> Written exercise
Gather from the listing below each line that includes the word "Solidus", and copy it.

Records about charts and figures:
+--
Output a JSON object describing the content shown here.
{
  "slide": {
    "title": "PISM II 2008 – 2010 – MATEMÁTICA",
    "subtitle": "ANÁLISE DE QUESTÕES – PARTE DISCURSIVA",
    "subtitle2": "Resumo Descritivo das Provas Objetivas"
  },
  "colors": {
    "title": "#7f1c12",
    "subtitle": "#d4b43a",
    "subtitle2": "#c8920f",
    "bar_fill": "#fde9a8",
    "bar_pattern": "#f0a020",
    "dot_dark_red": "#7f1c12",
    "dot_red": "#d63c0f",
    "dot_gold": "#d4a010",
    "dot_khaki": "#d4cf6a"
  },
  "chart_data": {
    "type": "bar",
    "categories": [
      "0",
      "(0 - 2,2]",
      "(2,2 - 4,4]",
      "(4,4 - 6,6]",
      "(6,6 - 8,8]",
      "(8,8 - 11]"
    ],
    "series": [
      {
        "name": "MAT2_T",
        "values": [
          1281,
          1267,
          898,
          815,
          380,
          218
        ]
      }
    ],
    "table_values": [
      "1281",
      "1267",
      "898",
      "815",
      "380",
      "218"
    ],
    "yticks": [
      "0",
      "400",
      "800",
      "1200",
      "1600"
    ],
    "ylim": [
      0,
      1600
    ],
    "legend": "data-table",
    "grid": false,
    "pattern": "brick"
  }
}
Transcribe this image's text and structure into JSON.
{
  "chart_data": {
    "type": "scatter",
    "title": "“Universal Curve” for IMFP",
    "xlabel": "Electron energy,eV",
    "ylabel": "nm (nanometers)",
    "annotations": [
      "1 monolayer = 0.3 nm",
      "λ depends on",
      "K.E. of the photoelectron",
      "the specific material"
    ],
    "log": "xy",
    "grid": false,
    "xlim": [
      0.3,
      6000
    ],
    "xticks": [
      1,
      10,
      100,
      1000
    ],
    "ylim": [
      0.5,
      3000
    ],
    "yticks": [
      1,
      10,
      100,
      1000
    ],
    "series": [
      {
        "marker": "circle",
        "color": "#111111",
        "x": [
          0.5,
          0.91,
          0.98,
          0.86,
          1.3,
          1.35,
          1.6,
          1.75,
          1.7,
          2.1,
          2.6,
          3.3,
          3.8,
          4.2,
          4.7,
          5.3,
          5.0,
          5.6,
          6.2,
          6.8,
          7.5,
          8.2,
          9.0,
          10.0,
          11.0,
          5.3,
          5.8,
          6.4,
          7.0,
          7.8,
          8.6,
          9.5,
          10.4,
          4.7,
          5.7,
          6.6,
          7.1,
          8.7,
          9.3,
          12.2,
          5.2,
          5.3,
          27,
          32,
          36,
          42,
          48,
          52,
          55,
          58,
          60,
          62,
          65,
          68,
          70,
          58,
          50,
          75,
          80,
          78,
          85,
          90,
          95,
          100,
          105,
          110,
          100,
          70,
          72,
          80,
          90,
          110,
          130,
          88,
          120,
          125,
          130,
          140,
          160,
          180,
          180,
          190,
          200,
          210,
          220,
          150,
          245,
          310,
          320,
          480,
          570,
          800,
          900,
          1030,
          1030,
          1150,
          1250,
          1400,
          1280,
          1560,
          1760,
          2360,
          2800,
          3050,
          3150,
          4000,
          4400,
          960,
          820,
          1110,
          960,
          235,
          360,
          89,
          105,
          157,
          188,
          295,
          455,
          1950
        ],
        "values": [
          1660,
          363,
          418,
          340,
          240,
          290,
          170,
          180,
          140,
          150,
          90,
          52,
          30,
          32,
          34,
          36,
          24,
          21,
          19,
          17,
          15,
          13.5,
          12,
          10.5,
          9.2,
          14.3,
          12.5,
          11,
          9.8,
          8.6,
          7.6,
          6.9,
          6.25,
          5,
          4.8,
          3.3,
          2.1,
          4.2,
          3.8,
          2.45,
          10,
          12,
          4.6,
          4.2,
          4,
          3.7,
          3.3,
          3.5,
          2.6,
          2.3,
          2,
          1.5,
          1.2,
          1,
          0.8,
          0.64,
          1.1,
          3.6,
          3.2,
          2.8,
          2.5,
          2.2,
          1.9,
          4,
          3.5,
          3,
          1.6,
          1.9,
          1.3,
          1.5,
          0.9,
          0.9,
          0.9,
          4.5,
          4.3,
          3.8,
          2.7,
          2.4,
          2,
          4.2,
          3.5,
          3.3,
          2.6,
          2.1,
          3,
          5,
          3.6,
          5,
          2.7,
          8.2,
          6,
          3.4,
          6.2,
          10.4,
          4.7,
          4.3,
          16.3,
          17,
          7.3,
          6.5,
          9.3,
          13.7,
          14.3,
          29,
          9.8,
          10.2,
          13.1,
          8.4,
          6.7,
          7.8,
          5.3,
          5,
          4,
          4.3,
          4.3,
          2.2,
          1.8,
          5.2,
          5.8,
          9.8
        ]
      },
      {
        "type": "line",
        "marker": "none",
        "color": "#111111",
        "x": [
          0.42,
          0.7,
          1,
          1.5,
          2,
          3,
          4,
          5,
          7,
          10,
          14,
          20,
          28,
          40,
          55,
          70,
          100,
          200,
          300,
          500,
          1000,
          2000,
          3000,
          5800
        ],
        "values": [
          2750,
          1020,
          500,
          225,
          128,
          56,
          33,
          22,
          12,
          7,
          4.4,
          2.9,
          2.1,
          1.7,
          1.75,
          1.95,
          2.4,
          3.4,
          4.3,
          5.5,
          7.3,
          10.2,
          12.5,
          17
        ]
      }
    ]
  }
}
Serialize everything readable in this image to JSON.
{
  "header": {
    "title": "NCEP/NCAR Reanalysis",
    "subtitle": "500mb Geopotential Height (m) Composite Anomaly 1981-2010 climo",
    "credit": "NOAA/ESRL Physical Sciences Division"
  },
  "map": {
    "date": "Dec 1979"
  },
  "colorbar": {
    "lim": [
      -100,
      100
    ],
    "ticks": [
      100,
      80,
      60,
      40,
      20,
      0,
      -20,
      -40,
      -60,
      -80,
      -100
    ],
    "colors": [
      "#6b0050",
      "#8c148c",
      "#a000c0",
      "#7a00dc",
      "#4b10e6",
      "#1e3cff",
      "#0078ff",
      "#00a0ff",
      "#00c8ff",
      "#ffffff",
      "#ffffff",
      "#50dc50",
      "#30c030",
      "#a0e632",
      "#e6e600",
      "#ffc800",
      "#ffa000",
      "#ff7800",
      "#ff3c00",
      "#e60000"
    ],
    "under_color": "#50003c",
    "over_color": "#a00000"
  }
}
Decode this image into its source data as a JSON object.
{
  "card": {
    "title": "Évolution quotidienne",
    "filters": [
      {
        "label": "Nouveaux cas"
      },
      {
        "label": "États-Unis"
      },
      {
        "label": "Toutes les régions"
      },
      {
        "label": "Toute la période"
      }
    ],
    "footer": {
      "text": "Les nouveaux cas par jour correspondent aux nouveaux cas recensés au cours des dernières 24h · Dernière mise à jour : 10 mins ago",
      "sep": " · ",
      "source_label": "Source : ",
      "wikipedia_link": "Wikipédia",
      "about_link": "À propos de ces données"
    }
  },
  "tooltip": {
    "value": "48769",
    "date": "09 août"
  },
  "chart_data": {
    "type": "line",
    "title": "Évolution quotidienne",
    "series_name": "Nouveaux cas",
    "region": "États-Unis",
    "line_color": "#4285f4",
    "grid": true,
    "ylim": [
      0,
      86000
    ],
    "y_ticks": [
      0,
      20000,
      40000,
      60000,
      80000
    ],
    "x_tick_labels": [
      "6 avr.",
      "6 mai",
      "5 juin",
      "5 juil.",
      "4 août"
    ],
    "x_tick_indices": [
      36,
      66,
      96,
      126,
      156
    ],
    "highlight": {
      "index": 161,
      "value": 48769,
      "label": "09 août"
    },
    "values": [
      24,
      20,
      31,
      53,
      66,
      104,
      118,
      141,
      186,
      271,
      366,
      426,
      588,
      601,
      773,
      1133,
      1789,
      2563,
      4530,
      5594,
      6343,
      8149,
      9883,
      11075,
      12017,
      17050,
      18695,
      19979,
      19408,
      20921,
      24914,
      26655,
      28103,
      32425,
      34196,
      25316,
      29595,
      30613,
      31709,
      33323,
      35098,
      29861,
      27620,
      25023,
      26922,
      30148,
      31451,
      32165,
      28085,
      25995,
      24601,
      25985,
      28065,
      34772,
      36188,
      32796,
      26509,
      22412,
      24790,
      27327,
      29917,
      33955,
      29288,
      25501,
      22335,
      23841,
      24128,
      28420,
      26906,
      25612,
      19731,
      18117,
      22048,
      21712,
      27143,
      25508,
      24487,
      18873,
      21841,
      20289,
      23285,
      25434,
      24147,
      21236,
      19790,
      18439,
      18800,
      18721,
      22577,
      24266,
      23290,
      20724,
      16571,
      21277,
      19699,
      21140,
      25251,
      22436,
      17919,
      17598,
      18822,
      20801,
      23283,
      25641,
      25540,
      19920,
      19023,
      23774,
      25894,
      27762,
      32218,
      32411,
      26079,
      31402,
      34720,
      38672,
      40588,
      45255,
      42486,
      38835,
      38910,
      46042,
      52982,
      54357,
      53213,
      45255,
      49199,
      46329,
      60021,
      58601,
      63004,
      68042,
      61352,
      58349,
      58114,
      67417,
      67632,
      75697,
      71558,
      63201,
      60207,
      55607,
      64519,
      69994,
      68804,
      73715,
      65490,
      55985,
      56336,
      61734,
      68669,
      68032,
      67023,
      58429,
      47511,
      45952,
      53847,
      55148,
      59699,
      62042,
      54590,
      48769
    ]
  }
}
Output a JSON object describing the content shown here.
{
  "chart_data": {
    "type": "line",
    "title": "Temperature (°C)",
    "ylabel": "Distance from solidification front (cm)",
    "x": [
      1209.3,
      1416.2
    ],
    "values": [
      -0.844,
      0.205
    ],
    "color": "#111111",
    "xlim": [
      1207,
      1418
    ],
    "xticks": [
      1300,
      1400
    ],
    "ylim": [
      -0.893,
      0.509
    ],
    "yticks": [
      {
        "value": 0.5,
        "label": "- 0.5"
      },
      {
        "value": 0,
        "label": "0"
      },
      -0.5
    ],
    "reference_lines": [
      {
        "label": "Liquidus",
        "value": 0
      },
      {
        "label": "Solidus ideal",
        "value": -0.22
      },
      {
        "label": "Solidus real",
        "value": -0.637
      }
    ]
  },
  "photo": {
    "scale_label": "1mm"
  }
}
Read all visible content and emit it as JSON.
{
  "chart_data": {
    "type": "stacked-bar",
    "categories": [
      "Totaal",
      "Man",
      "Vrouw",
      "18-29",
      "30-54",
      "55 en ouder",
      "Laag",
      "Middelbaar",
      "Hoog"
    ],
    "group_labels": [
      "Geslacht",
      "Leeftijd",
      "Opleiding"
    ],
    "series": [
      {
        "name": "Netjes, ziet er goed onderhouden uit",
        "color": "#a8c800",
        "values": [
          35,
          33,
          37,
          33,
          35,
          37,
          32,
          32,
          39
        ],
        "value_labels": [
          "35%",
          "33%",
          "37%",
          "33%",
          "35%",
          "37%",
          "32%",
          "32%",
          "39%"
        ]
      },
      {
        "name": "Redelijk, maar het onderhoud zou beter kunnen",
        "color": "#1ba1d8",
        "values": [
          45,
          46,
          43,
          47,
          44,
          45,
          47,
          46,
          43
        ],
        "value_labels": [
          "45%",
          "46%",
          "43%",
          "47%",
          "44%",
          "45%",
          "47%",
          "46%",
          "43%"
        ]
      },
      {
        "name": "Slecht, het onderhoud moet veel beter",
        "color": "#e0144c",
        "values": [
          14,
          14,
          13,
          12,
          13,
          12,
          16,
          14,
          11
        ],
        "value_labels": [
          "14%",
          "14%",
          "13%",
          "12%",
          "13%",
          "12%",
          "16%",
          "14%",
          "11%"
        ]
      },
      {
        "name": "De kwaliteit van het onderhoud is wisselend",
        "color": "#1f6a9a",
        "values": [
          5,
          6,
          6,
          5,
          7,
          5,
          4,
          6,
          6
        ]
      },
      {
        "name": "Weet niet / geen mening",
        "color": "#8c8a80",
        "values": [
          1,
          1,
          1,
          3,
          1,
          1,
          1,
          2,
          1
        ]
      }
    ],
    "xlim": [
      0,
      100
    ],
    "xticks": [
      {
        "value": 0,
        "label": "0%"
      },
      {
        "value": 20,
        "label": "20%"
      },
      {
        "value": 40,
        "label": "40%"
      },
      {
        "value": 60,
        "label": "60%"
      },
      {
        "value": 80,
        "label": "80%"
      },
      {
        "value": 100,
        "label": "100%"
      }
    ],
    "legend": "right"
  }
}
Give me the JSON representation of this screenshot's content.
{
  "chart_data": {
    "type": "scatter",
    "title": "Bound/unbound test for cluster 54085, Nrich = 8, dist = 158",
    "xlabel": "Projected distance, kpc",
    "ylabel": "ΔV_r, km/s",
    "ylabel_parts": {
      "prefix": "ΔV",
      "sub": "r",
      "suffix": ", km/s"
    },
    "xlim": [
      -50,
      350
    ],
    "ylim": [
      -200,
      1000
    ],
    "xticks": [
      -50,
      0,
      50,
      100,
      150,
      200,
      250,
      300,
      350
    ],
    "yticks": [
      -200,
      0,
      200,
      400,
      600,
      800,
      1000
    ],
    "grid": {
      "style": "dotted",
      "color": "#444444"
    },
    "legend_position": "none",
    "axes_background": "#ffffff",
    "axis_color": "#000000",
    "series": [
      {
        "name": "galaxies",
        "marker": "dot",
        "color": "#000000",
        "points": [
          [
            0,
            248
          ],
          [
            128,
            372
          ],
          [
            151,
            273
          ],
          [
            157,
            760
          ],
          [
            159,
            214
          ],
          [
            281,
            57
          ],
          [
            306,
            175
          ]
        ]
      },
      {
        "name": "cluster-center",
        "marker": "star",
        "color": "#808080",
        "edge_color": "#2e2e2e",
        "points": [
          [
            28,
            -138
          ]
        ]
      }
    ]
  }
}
+--
> The solution
        "label": "Solidus ideal",
        "label": "Solidus real",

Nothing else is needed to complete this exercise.